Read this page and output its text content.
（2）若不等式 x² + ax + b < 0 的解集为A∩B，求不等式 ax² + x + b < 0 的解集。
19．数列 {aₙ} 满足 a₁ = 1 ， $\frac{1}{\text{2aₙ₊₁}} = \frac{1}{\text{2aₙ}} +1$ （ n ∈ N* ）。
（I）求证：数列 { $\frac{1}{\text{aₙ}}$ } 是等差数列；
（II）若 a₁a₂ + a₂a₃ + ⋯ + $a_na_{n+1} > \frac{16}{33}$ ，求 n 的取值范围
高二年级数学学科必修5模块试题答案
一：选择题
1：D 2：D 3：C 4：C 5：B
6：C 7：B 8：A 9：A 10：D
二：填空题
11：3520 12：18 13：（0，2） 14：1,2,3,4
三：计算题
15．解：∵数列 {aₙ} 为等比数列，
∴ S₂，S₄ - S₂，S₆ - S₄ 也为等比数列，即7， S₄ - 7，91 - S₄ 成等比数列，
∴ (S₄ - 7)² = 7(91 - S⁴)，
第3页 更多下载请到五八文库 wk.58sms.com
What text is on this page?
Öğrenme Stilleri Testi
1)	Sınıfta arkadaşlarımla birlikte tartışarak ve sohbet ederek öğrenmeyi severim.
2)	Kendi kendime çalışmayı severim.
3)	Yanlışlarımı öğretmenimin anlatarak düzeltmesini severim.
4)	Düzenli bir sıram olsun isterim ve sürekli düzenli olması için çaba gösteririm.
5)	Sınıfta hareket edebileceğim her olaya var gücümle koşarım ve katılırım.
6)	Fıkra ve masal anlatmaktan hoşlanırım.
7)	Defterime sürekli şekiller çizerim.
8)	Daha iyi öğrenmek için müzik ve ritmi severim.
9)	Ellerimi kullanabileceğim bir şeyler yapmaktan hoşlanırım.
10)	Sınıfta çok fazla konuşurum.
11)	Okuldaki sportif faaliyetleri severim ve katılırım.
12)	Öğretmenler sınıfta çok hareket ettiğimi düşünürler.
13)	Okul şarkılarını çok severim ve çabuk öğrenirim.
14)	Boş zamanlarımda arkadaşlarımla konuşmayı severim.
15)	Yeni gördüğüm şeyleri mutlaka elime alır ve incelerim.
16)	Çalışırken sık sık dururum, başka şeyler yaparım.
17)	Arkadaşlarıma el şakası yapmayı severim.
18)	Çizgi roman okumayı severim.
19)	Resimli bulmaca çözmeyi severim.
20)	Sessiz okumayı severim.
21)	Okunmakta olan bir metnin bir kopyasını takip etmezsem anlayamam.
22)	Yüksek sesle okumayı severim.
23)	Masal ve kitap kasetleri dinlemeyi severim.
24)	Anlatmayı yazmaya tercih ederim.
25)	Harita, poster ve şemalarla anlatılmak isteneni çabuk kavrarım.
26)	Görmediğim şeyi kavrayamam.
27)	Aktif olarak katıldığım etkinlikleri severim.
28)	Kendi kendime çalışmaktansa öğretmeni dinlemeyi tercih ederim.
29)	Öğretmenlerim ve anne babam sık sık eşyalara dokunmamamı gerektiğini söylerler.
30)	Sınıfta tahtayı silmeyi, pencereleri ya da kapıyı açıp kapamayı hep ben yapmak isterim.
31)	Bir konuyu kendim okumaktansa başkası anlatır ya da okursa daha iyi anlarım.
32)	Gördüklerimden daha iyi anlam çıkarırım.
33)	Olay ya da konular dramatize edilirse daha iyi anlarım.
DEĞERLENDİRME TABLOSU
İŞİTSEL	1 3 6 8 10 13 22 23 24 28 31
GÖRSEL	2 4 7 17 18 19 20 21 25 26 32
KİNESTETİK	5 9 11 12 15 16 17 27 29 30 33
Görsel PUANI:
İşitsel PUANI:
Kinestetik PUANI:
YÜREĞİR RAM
+ + + + +
Brief>
Extract every line above exactly as it stands.

Task response>
Read this page and output its text content.
（2）若不等式 x² + ax + b < 0 的解集为A∩B，求不等式 ax² + x + b < 0 的解集。
19．数列 {aₙ} 满足 a₁ = 1 ， $\frac{1}{\text{2aₙ₊₁}} = \frac{1}{\text{2aₙ}} +1$ （ n ∈ N* ）。
（I）求证：数列 { $\frac{1}{\text{aₙ}}$ } 是等差数列；
（II）若 a₁a₂ + a₂a₃ + ⋯ + $a_na_{n+1} > \frac{16}{33}$ ，求 n 的取值范围
高二年级数学学科必修5模块试题答案
一：选择题
1：D 2：D 3：C 4：C 5：B
6：C 7：B 8：A 9：A 10：D
二：填空题
11：3520 12：18 13：（0，2） 14：1,2,3,4
三：计算题
15．解：∵数列 {aₙ} 为等比数列，
∴ S₂，S₄ - S₂，S₆ - S₄ 也为等比数列，即7， S₄ - 7，91 - S₄ 成等比数列，
∴ (S₄ - 7)² = 7(91 - S⁴)，
第3页 更多下载请到五八文库 wk.58sms.com
What text is on this page?
Öğrenme Stilleri Testi
1)	Sınıfta arkadaşlarımla birlikte tartışarak ve sohbet ederek öğrenmeyi severim.
2)	Kendi kendime çalışmayı severim.
3)	Yanlışlarımı öğretmenimin anlatarak düzeltmesini severim.
4)	Düzenli bir sıram olsun isterim ve sürekli düzenli olması için çaba gösteririm.
5)	Sınıfta hareket edebileceğim her olaya var gücümle koşarım ve katılırım.
6)	Fıkra ve masal anlatmaktan hoşlanırım.
7)	Defterime sürekli şekiller çizerim.
8)	Daha iyi öğrenmek için müzik ve ritmi severim.
9)	Ellerimi kullanabileceğim bir şeyler yapmaktan hoşlanırım.
10)	Sınıfta çok fazla konuşurum.
11)	Okuldaki sportif faaliyetleri severim ve katılırım.
12)	Öğretmenler sınıfta çok hareket ettiğimi düşünürler.
13)	Okul şarkılarını çok severim ve çabuk öğrenirim.
14)	Boş zamanlarımda arkadaşlarımla konuşmayı severim.
15)	Yeni gördüğüm şeyleri mutlaka elime alır ve incelerim.
16)	Çalışırken sık sık dururum, başka şeyler yaparım.
17)	Arkadaşlarıma el şakası yapmayı severim.
18)	Çizgi roman okumayı severim.
19)	Resimli bulmaca çözmeyi severim.
20)	Sessiz okumayı severim.
21)	Okunmakta olan bir metnin bir kopyasını takip etmezsem anlayamam.
22)	Yüksek sesle okumayı severim.
23)	Masal ve kitap kasetleri dinlemeyi severim.
24)	Anlatmayı yazmaya tercih ederim.
25)	Harita, poster ve şemalarla anlatılmak isteneni çabuk kavrarım.
26)	Görmediğim şeyi kavrayamam.
27)	Aktif olarak katıldığım etkinlikleri severim.
28)	Kendi kendime çalışmaktansa öğretmeni dinlemeyi tercih ederim.
29)	Öğretmenlerim ve anne babam sık sık eşyalara dokunmamamı gerektiğini söylerler.
30)	Sınıfta tahtayı silmeyi, pencereleri ya da kapıyı açıp kapamayı hep ben yapmak isterim.
31)	Bir konuyu kendim okumaktansa başkası anlatır ya da okursa daha iyi anlarım.
32)	Gördüklerimden daha iyi anlam çıkarırım.
33)	Olay ya da konular dramatize edilirse daha iyi anlarım.
DEĞERLENDİRME TABLOSU
İŞİTSEL	1 3 6 8 10 13 22 23 24 28 31
GÖRSEL	2 4 7 17 18 19 20 21 25 26 32
KİNESTETİK	5 9 11 12 15 16 17 27 29 30 33
Görsel PUANI:
İşitsel PUANI:
Kinestetik PUANI:
YÜREĞİR RAM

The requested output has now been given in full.